═════ Raw data

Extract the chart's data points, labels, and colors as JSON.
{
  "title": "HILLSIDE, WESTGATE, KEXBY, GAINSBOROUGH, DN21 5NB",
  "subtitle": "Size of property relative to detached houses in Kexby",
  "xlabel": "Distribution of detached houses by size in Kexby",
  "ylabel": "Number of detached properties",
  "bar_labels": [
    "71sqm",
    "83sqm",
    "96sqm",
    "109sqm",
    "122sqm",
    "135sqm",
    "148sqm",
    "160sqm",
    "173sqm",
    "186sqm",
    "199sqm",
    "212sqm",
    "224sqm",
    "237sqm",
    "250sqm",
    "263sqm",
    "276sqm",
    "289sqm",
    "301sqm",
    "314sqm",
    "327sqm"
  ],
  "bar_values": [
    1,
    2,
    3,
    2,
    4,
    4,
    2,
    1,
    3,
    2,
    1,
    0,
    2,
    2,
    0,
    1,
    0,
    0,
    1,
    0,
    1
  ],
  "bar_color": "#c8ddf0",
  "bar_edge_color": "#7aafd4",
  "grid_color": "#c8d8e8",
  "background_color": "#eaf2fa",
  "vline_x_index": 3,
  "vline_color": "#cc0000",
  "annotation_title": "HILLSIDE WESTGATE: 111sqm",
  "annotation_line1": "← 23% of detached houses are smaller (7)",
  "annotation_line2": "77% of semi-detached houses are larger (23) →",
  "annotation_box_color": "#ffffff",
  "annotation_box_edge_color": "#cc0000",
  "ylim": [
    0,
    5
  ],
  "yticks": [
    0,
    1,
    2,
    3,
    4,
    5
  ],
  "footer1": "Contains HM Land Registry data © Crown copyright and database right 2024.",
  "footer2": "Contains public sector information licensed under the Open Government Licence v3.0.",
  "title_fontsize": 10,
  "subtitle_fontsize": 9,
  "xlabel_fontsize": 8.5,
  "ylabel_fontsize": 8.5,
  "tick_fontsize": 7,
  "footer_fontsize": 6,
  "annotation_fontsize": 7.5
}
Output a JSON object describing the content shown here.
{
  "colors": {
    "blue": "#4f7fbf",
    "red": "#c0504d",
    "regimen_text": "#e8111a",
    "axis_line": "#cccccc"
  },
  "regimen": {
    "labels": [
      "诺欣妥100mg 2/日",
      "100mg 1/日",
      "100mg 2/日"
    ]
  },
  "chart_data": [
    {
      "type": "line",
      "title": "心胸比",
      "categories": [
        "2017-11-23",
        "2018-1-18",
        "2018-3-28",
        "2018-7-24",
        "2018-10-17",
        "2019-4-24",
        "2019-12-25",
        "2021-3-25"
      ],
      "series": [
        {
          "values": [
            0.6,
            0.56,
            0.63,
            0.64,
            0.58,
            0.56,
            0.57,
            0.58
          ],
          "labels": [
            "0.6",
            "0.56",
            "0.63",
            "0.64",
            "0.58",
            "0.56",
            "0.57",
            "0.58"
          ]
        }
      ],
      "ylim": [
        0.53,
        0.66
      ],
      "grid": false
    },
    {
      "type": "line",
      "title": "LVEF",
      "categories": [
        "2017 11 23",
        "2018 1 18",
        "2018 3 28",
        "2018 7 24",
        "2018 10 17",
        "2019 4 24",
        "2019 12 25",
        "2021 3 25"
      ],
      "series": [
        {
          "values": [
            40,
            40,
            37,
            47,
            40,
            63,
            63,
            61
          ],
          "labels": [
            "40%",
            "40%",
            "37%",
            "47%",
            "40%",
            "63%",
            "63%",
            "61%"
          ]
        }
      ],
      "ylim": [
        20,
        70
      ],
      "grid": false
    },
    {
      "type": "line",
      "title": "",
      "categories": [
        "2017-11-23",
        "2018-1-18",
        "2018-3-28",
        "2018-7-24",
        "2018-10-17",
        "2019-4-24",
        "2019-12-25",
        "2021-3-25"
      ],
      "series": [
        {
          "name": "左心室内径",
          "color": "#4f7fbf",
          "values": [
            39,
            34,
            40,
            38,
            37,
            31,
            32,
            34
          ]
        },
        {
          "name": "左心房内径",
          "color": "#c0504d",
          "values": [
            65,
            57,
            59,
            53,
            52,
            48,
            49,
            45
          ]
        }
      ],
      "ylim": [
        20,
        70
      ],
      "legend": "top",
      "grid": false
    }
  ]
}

══════════

## What to do:
Return all the data above once more, precisely as given.

## Finished exercise:
Extract the chart's data points, labels, and colors as JSON.
{
  "title": "HILLSIDE, WESTGATE, KEXBY, GAINSBOROUGH, DN21 5NB",
  "subtitle": "Size of property relative to detached houses in Kexby",
  "xlabel": "Distribution of detached houses by size in Kexby",
  "ylabel": "Number of detached properties",
  "bar_labels": [
    "71sqm",
    "83sqm",
    "96sqm",
    "109sqm",
    "122sqm",
    "135sqm",
    "148sqm",
    "160sqm",
    "173sqm",
    "186sqm",
    "199sqm",
    "212sqm",
    "224sqm",
    "237sqm",
    "250sqm",
    "263sqm",
    "276sqm",
    "289sqm",
    "301sqm",
    "314sqm",
    "327sqm"
  ],
  "bar_values": [
    1,
    2,
    3,
    2,
    4,
    4,
    2,
    1,
    3,
    2,
    1,
    0,
    2,
    2,
    0,
    1,
    0,
    0,
    1,
    0,
    1
  ],
  "bar_color": "#c8ddf0",
  "bar_edge_color": "#7aafd4",
  "grid_color": "#c8d8e8",
  "background_color": "#eaf2fa",
  "vline_x_index": 3,
  "vline_color": "#cc0000",
  "annotation_title": "HILLSIDE WESTGATE: 111sqm",
  "annotation_line1": "← 23% of detached houses are smaller (7)",
  "annotation_line2": "77% of semi-detached houses are larger (23) →",
  "annotation_box_color": "#ffffff",
  "annotation_box_edge_color": "#cc0000",
  "ylim": [
    0,
    5
  ],
  "yticks": [
    0,
    1,
    2,
    3,
    4,
    5
  ],
  "footer1": "Contains HM Land Registry data © Crown copyright and database right 2024.",
  "footer2": "Contains public sector information licensed under the Open Government Licence v3.0.",
  "title_fontsize": 10,
  "subtitle_fontsize": 9,
  "xlabel_fontsize": 8.5,
  "ylabel_fontsize": 8.5,
  "tick_fontsize": 7,
  "footer_fontsize": 6,
  "annotation_fontsize": 7.5
}
Output a JSON object describing the content shown here.
{
  "colors": {
    "blue": "#4f7fbf",
    "red": "#c0504d",
    "regimen_text": "#e8111a",
    "axis_line": "#cccccc"
  },
  "regimen": {
    "labels": [
      "诺欣妥100mg 2/日",
      "100mg 1/日",
      "100mg 2/日"
    ]
  },
  "chart_data": [
    {
      "type": "line",
      "title": "心胸比",
      "categories": [
        "2017-11-23",
        "2018-1-18",
        "2018-3-28",
        "2018-7-24",
        "2018-10-17",
        "2019-4-24",
        "2019-12-25",
        "2021-3-25"
      ],
      "series": [
        {
          "values": [
            0.6,
            0.56,
            0.63,
            0.64,
            0.58,
            0.56,
            0.57,
            0.58
          ],
          "labels": [
            "0.6",
            "0.56",
            "0.63",
            "0.64",
            "0.58",
            "0.56",
            "0.57",
            "0.58"
          ]
        }
      ],
      "ylim": [
        0.53,
        0.66
      ],
      "grid": false
    },
    {
      "type": "line",
      "title": "LVEF",
      "categories": [
        "2017 11 23",
        "2018 1 18",
        "2018 3 28",
        "2018 7 24",
        "2018 10 17",
        "2019 4 24",
        "2019 12 25",
        "2021 3 25"
      ],
      "series": [
        {
          "values": [
            40,
            40,
            37,
            47,
            40,
            63,
            63,
            61
          ],
          "labels": [
            "40%",
            "40%",
            "37%",
            "47%",
            "40%",
            "63%",
            "63%",
            "61%"
          ]
        }
      ],
      "ylim": [
        20,
        70
      ],
      "grid": false
    },
    {
      "type": "line",
      "title": "",
      "categories": [
        "2017-11-23",
        "2018-1-18",
        "2018-3-28",
        "2018-7-24",
        "2018-10-17",
        "2019-4-24",
        "2019-12-25",
        "2021-3-25"
      ],
      "series": [
        {
          "name": "左心室内径",
          "color": "#4f7fbf",
          "values": [
            39,
            34,
            40,
            38,
            37,
            31,
            32,
            34
          ]
        },
        {
          "name": "左心房内径",
          "color": "#c0504d",
          "values": [
            65,
            57,
            59,
            53,
            52,
            48,
            49,
            45
          ]
        }
      ],
      "ylim": [
        20,
        70
      ],
      "legend": "top",
      "grid": false
    }
  ]
}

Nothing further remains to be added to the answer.